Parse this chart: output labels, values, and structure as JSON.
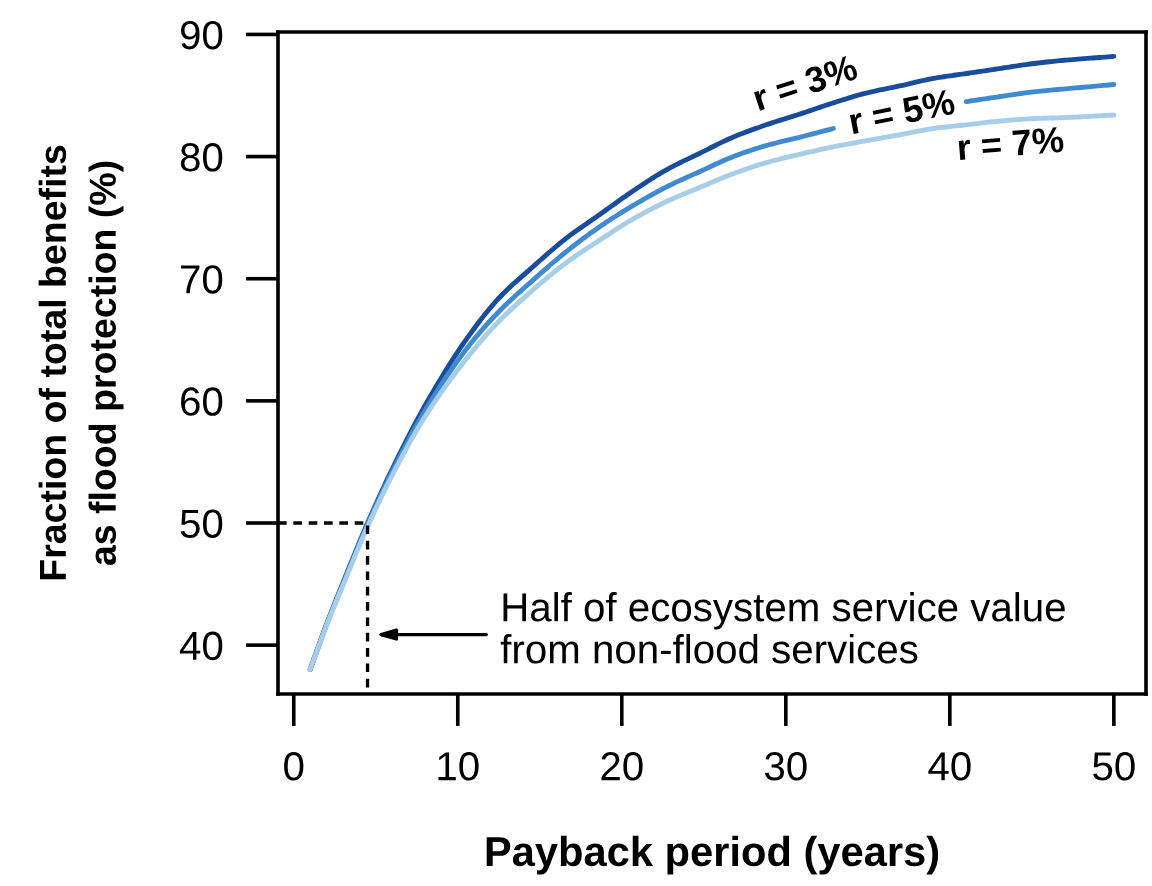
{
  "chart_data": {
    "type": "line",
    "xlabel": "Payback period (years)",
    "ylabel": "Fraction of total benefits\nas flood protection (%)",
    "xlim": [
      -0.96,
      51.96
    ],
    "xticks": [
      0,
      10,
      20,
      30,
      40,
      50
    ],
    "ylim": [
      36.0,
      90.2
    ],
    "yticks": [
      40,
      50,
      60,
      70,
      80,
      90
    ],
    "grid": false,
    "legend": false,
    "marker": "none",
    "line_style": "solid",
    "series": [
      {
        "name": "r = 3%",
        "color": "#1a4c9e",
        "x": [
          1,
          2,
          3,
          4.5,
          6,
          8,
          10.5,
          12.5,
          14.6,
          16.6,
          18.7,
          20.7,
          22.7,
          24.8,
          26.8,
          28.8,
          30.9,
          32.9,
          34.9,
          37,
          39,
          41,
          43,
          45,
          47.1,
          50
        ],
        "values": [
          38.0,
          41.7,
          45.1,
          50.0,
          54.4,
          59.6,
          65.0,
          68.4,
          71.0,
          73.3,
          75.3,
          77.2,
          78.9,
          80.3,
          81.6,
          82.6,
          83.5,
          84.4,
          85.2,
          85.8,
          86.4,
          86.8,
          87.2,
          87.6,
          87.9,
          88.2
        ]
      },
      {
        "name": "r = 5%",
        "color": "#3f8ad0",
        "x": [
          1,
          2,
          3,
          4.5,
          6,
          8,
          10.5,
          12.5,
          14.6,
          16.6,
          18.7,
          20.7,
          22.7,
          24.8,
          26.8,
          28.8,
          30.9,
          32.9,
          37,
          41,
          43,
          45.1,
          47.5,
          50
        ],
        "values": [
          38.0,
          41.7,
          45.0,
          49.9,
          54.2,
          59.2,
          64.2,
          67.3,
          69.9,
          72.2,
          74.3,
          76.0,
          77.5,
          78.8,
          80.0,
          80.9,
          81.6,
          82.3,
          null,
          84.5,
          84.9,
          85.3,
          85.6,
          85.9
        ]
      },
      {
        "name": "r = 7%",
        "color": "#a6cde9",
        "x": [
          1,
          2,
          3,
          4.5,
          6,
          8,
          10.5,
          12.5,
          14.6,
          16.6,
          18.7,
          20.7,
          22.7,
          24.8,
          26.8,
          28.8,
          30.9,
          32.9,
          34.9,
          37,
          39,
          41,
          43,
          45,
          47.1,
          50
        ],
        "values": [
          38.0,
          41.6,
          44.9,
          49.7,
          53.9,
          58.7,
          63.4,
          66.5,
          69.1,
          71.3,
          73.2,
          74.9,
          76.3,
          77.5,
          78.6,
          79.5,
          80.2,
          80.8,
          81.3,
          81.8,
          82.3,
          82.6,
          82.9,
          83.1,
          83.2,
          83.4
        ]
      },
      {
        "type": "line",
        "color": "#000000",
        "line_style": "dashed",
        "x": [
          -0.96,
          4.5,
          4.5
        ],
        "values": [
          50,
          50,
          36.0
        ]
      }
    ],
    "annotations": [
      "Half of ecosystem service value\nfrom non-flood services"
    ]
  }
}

-=-=-=-=-

Task
Without the pictures, print the whole listing exactly as given.

Solution below
Parse this chart: output labels, values, and structure as JSON.
{
  "chart_data": {
    "type": "line",
    "xlabel": "Payback period (years)",
    "ylabel": "Fraction of total benefits\nas flood protection (%)",
    "xlim": [
      -0.96,
      51.96
    ],
    "xticks": [
      0,
      10,
      20,
      30,
      40,
      50
    ],
    "ylim": [
      36.0,
      90.2
    ],
    "yticks": [
      40,
      50,
      60,
      70,
      80,
      90
    ],
    "grid": false,
    "legend": false,
    "marker": "none",
    "line_style": "solid",
    "series": [
      {
        "name": "r = 3%",
        "color": "#1a4c9e",
        "x": [
          1,
          2,
          3,
          4.5,
          6,
          8,
          10.5,
          12.5,
          14.6,
          16.6,
          18.7,
          20.7,
          22.7,
          24.8,
          26.8,
          28.8,
          30.9,
          32.9,
          34.9,
          37,
          39,
          41,
          43,
          45,
          47.1,
          50
        ],
        "values": [
          38.0,
          41.7,
          45.1,
          50.0,
          54.4,
          59.6,
          65.0,
          68.4,
          71.0,
          73.3,
          75.3,
          77.2,
          78.9,
          80.3,
          81.6,
          82.6,
          83.5,
          84.4,
          85.2,
          85.8,
          86.4,
          86.8,
          87.2,
          87.6,
          87.9,
          88.2
        ]
      },
      {
        "name": "r = 5%",
        "color": "#3f8ad0",
        "x": [
          1,
          2,
          3,
          4.5,
          6,
          8,
          10.5,
          12.5,
          14.6,
          16.6,
          18.7,
          20.7,
          22.7,
          24.8,
          26.8,
          28.8,
          30.9,
          32.9,
          37,
          41,
          43,
          45.1,
          47.5,
          50
        ],
        "values": [
          38.0,
          41.7,
          45.0,
          49.9,
          54.2,
          59.2,
          64.2,
          67.3,
          69.9,
          72.2,
          74.3,
          76.0,
          77.5,
          78.8,
          80.0,
          80.9,
          81.6,
          82.3,
          null,
          84.5,
          84.9,
          85.3,
          85.6,
          85.9
        ]
      },
      {
        "name": "r = 7%",
        "color": "#a6cde9",
        "x": [
          1,
          2,
          3,
          4.5,
          6,
          8,
          10.5,
          12.5,
          14.6,
          16.6,
          18.7,
          20.7,
          22.7,
          24.8,
          26.8,
          28.8,
          30.9,
          32.9,
          34.9,
          37,
          39,
          41,
          43,
          45,
          47.1,
          50
        ],
        "values": [
          38.0,
          41.6,
          44.9,
          49.7,
          53.9,
          58.7,
          63.4,
          66.5,
          69.1,
          71.3,
          73.2,
          74.9,
          76.3,
          77.5,
          78.6,
          79.5,
          80.2,
          80.8,
          81.3,
          81.8,
          82.3,
          82.6,
          82.9,
          83.1,
          83.2,
          83.4
        ]
      },
      {
        "type": "line",
        "color": "#000000",
        "line_style": "dashed",
        "x": [
          -0.96,
          4.5,
          4.5
        ],
        "values": [
          50,
          50,
          36.0
        ]
      }
    ],
    "annotations": [
      "Half of ecosystem service value\nfrom non-flood services"
    ]
  }
}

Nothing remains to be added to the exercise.